**YOUR INSTRUCTIONS**
Skip the pictures. Reproduce all other material exactly.

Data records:
--- --- ---
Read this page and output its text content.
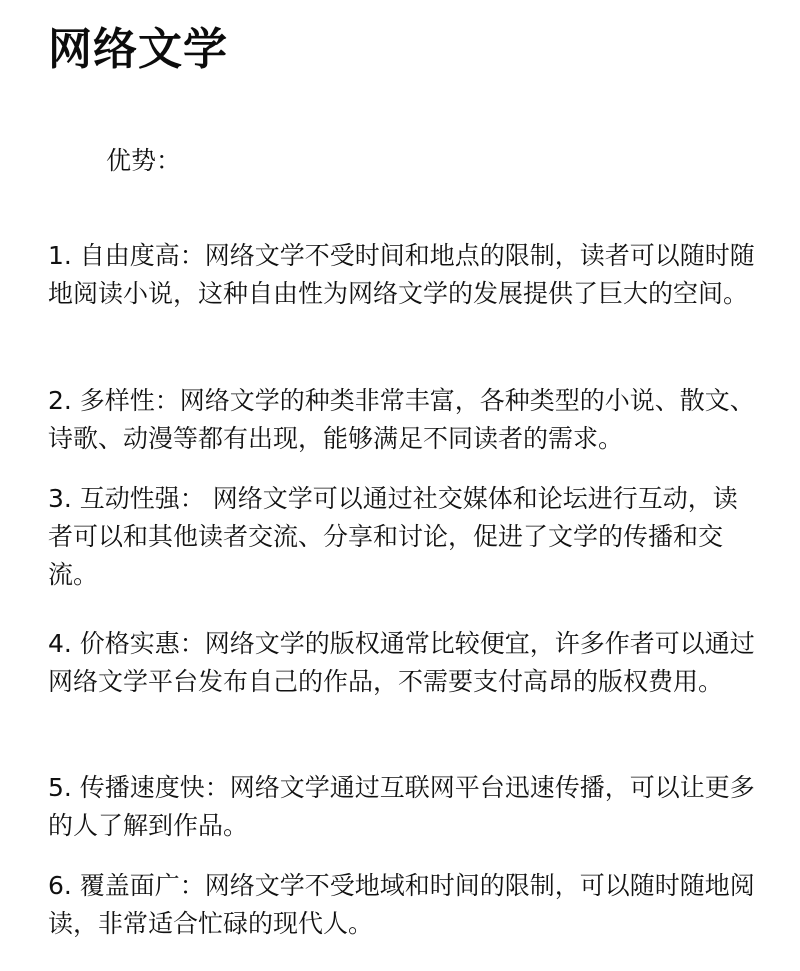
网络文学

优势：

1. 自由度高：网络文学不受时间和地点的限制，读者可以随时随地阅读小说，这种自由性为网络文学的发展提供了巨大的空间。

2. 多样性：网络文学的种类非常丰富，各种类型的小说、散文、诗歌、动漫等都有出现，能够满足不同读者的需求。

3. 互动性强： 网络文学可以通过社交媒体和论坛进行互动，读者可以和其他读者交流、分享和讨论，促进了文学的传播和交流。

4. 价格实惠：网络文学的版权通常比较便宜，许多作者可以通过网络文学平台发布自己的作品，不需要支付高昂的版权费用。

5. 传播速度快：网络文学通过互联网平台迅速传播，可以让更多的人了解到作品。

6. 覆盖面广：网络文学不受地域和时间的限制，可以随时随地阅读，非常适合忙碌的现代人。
--- --- ---
**WRITTEN ANSWER**
Read this page and output its text content.
网络文学

优势：

1. 自由度高：网络文学不受时间和地点的限制，读者可以随时随地阅读小说，这种自由性为网络文学的发展提供了巨大的空间。

2. 多样性：网络文学的种类非常丰富，各种类型的小说、散文、诗歌、动漫等都有出现，能够满足不同读者的需求。

3. 互动性强： 网络文学可以通过社交媒体和论坛进行互动，读者可以和其他读者交流、分享和讨论，促进了文学的传播和交流。

4. 价格实惠：网络文学的版权通常比较便宜，许多作者可以通过网络文学平台发布自己的作品，不需要支付高昂的版权费用。

5. 传播速度快：网络文学通过互联网平台迅速传播，可以让更多的人了解到作品。

6. 覆盖面广：网络文学不受地域和时间的限制，可以随时随地阅读，非常适合忙碌的现代人。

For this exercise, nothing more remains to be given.